[Saved entries]
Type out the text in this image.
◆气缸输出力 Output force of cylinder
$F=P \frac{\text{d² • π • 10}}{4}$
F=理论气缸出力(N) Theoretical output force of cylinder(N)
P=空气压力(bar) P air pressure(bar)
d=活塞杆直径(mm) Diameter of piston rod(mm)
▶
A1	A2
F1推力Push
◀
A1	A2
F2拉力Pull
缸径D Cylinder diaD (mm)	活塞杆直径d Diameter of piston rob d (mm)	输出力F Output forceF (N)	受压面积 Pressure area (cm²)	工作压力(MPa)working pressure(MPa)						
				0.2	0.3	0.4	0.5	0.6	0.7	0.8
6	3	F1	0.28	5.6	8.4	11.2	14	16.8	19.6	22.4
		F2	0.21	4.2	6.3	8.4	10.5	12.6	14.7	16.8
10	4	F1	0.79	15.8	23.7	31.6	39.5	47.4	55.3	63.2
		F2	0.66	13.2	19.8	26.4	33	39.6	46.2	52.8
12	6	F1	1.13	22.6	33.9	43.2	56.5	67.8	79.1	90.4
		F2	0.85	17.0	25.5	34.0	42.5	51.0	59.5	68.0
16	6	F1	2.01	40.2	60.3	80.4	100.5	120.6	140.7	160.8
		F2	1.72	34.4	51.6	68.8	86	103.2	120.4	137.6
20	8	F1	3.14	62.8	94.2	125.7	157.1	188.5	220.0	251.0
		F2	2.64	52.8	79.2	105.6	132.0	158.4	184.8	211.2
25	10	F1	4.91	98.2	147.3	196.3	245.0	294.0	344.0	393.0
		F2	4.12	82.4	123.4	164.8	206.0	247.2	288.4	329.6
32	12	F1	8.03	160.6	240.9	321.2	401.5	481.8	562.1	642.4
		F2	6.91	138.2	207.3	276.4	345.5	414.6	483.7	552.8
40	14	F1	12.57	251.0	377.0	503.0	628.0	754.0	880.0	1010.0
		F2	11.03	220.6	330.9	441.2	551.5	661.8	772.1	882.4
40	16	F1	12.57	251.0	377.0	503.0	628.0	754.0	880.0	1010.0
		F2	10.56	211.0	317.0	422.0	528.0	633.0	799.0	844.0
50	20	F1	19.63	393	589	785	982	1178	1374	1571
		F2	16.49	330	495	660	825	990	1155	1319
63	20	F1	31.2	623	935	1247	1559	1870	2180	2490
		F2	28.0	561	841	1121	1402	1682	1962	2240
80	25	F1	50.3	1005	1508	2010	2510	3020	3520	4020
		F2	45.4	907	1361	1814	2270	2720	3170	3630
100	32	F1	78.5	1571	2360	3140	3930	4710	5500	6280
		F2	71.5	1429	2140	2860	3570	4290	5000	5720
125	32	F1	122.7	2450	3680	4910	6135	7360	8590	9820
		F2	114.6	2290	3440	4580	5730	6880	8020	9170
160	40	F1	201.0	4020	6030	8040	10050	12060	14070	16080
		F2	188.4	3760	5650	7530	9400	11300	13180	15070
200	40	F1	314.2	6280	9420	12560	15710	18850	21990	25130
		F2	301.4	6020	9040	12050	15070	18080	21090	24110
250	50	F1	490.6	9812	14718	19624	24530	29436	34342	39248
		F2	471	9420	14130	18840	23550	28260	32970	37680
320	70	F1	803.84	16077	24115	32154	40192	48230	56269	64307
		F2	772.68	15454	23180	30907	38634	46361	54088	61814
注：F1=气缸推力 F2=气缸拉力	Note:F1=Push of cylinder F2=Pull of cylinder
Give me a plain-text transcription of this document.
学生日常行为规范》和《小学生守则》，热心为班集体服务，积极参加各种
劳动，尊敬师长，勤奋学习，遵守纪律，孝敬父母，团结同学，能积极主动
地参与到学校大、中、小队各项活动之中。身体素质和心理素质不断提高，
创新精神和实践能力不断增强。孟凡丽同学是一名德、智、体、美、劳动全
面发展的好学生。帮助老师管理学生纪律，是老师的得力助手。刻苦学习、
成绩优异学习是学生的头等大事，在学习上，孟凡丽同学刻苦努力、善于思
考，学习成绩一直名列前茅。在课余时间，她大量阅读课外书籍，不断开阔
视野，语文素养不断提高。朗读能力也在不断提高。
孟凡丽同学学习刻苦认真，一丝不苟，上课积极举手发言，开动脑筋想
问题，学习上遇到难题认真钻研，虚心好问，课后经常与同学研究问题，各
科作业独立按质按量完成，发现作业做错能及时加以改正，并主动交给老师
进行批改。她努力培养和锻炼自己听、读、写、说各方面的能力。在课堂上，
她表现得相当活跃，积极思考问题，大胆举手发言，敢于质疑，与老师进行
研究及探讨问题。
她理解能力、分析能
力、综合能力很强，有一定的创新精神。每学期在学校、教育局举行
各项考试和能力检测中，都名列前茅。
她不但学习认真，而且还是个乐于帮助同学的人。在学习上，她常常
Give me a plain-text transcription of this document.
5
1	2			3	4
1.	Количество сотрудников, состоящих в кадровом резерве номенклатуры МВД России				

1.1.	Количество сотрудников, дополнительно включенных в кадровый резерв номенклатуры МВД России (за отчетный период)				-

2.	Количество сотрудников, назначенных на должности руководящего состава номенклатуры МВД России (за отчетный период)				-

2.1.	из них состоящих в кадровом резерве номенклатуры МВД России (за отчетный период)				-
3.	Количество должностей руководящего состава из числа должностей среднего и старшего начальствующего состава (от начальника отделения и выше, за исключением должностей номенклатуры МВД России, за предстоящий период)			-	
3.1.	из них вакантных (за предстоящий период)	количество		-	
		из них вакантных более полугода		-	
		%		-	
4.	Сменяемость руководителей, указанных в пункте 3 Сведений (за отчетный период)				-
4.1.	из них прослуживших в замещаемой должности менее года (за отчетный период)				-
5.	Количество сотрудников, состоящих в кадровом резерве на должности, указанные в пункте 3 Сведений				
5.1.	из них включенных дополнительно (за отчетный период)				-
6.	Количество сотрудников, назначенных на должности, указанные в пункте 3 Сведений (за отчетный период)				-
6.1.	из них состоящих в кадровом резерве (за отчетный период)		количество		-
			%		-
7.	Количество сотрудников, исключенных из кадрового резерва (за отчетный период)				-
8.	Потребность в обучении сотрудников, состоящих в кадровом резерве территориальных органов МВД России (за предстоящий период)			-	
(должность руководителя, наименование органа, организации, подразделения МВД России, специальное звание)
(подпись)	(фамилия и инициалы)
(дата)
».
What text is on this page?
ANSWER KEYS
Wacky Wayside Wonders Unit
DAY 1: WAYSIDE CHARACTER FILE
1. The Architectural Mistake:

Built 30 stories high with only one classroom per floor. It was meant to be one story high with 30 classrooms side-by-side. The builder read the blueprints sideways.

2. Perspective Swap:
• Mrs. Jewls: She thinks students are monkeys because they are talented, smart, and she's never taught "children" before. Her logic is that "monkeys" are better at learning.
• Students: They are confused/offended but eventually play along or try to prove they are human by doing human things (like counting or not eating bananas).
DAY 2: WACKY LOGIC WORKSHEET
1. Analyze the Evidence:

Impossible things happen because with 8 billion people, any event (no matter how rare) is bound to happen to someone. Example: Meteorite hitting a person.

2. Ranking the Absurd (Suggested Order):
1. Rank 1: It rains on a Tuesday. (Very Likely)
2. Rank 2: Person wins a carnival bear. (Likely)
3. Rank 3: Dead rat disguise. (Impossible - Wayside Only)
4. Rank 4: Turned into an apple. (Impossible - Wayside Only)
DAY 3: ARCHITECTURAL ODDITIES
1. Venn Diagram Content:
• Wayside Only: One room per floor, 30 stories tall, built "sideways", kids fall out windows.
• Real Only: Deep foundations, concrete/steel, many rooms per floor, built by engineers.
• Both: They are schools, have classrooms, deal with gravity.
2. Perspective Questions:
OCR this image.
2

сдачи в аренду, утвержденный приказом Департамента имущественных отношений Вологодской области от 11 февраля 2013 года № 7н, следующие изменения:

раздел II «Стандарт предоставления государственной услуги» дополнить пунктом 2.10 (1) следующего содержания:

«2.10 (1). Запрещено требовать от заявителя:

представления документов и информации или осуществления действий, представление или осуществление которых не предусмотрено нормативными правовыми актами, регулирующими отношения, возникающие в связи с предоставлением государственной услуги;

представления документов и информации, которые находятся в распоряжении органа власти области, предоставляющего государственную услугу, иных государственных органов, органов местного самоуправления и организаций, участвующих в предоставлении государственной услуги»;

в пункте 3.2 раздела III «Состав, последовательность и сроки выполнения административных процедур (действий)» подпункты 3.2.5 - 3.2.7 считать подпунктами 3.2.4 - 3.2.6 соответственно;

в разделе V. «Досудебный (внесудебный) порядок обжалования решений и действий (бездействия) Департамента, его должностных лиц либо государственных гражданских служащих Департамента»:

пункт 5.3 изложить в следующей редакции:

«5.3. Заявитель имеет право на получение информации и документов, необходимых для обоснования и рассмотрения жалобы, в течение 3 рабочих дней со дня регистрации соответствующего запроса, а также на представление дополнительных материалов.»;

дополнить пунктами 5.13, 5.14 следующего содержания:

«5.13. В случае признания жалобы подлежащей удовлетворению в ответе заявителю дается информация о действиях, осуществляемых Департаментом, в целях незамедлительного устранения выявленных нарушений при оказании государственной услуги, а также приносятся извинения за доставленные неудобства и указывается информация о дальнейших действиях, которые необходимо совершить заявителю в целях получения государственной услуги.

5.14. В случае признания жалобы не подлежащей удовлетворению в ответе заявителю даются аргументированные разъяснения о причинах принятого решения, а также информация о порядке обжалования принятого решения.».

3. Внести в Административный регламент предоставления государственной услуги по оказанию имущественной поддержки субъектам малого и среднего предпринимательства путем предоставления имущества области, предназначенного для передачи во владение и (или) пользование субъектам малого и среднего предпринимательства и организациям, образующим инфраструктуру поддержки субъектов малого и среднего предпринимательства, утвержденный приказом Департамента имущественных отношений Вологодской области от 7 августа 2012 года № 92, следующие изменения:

### Written task:
Out of the material above, gather each line where "text" appears.

### Full response:
Type out the text in this image.
$F=P \frac{\text{d² • π • 10}}{4}$
Give me a plain-text transcription of this document.
Give me a plain-text transcription of this document.
What text is on this page?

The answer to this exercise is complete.